# SET OF TASKS:
- A) Answer these questions from the page excerpt, marking each answer with the same numeral:
(i) What do out-of-scope calls return before any side effect?
(ii) Which entity holds workflow phases?
(iii) What regenerates the SKILL.md mirror on the next webhook?
- B) Decide whether each statement agrees with the page excerpt. Answer yes or no, and quote the words that settle it:
(i) Disk artifacts serve as inputs.
(ii) Direct edits to .claude/skills/pavo/SKILL.md are kept.
(iii) Every action records agent_sub and pat_attribution.
- C) Reproduce the part of the page excerpt that opens with the words containing "Entities, not files" and closes with "source of truth.".

# PAGE EXCERPT:

[Start of Attachment]

Foundation What it means
Attributed Every action records agent_sub (AAuth identity) and pat_attribution (GitHub identity). Trust boundary visible at every call.
Capability-scoped Agents only have the powers their agent_grant declares. Out-of-scope calls return wrong_capability before any side effect.
Workflow-driven Phases, gates, and skip conditions live in workflow_definition entities. Anthus reads them and dispatches accordingly — no hardcoded sequencing.
Canonical-source-of-truth Agent definitions, grants, policies, and participation records all live in Neotoma. Disk artifacts are mirror outputs, never inputs.

Full design: docs/architecture.md.

Entities, not files

Everything Ateles knows about itself is a Neotoma entity. The filesystem is a generated mirror — useful for IDE tooling, but never the source of truth.

Concept Lives as Mirrored to Direction
Agent prompt agent_definition .claude/skills/<agent>/SKILL.md Neotoma → disk
Agent capability agent_grant (none — read live by github_harness) Neotoma only
Workflow phases workflow_definition (none — read live by Anthus) Neotoma only
Gate state participation_record (none — written by harness) Neotoma only
Every tool call agent_action_observation (none — append-only log) Neotoma only
Operating rules agent_policy (none — enforced at dispatch) Neotoma only
Strategy posture business_strategy / domain_strategy / agent_strategy (none) Neotoma only

What this means in practice:

  • Behaviour changes are corrections, not commits. Updating Pavo's prompt is neotoma correct --entity-id ent_… --field prompt_markdown. Apus regenerates the SKILL.md mirror on the next webhook. Direct edits to .claude/skills/pavo/SKILL.md are reverted.

[End of Attachment]

Document structure recognition data

[Start of Attachment]

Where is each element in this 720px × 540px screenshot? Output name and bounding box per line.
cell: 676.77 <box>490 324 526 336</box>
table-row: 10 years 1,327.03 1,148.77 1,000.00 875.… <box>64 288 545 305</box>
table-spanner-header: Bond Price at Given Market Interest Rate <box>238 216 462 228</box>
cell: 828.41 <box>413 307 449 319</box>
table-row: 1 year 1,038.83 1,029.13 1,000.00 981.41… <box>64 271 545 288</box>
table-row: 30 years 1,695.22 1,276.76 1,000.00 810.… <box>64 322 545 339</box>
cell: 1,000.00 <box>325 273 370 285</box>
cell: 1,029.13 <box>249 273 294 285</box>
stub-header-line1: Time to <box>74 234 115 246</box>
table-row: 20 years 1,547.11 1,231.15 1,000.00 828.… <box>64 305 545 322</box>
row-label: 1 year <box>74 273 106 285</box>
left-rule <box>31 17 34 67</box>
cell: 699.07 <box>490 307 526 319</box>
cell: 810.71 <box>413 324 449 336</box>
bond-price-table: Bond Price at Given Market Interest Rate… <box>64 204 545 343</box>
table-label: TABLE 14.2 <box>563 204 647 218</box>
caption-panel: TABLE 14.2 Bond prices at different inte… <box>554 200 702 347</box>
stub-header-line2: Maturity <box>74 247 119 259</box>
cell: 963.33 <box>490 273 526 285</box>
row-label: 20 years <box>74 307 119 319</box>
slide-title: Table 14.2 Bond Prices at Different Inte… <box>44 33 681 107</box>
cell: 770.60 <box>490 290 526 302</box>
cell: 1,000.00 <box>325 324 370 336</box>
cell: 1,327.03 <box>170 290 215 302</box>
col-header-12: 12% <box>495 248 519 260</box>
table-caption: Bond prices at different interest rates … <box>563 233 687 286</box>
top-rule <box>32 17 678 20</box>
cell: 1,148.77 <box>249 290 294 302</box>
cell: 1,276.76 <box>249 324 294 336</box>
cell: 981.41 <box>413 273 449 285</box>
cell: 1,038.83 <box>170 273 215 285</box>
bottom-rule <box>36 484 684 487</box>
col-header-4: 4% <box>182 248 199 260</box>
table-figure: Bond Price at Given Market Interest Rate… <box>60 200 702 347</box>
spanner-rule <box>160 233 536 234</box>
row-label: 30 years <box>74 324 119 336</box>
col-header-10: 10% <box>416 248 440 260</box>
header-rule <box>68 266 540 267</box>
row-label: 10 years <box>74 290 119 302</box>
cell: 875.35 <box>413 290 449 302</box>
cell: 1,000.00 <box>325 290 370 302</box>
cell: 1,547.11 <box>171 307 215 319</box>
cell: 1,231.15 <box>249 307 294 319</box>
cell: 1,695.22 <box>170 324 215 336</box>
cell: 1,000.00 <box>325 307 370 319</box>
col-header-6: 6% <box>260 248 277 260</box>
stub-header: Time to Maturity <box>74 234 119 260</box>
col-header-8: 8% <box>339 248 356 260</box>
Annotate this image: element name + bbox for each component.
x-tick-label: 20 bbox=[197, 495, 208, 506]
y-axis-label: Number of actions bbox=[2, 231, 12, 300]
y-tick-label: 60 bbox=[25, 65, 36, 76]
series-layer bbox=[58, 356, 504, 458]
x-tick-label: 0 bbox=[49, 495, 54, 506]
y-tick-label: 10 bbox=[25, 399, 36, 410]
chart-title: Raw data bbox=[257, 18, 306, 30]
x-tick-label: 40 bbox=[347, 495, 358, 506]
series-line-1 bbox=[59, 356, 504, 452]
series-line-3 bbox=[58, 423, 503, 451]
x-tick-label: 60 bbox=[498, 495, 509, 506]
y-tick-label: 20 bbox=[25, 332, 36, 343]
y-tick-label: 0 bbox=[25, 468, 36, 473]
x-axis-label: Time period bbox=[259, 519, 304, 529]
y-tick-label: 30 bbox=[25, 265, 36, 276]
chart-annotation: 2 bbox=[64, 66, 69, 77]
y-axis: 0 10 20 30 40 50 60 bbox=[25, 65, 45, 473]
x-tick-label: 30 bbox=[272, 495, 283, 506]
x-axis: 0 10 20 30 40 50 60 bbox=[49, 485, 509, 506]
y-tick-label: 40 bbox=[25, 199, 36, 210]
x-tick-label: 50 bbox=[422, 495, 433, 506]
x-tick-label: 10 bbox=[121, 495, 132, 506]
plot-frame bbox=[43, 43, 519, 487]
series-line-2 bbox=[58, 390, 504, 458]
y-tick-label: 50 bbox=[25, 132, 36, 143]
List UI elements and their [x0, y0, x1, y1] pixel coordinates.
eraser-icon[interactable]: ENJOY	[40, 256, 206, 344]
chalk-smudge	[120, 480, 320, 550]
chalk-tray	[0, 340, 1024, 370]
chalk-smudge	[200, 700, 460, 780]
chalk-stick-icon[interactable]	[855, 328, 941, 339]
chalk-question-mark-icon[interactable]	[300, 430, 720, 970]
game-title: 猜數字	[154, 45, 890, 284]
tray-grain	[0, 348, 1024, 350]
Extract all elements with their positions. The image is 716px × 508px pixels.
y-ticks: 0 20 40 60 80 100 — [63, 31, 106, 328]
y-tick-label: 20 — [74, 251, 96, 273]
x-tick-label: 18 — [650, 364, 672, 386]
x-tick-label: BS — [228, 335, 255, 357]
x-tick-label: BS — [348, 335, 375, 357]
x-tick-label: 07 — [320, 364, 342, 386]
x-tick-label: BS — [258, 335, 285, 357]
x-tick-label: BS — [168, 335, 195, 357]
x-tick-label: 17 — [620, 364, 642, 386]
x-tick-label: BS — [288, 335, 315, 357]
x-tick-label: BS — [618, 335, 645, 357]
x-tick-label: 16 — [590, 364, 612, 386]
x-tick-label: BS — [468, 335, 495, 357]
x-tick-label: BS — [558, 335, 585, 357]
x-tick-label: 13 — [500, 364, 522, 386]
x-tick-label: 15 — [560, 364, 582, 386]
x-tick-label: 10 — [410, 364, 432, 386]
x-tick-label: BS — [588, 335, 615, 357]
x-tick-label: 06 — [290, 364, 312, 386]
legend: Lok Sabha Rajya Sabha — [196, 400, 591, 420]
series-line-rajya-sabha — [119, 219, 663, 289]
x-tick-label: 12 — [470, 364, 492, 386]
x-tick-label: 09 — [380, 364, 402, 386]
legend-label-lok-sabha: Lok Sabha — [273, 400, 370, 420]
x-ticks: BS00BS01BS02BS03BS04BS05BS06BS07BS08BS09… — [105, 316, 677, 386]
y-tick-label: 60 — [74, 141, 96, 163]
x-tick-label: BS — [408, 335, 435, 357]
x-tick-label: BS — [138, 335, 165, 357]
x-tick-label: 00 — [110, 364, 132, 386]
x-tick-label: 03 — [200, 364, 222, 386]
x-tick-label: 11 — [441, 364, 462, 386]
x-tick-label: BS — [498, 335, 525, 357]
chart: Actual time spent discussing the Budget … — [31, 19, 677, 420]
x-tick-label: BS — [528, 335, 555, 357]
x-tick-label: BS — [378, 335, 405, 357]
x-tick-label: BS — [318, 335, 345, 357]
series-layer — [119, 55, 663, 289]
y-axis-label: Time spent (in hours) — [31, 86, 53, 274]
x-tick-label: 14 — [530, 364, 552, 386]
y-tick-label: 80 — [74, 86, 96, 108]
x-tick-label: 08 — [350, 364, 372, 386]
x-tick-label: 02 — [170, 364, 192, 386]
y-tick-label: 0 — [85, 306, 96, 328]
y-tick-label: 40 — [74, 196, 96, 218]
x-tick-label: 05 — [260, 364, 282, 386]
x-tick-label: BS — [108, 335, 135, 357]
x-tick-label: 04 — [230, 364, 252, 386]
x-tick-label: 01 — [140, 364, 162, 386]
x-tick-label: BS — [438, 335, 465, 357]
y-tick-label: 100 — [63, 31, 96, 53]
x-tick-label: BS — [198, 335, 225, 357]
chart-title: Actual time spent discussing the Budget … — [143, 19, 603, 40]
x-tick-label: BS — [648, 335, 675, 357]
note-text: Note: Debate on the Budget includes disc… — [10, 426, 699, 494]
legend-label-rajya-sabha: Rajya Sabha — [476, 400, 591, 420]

[End of Attachment]

# PER-TASK ANSWERS:
- A)
(i) wrong_capability
(ii) workflow_definition
(iii) Apus

- B)
(i) No: "Disk artifacts are mirror outputs, never inputs."
(ii) No: "Direct edits to .claude/skills/pavo/SKILL.md are reverted."
(iii) Yes: "Every action records agent_sub (AAuth identity) and pat_attribution (GitHub identity)."

- C)
Entities, not files

Everything Ateles knows about itself is a Neotoma entity. The filesystem is a generated mirror — useful for IDE tooling, but never the source of truth.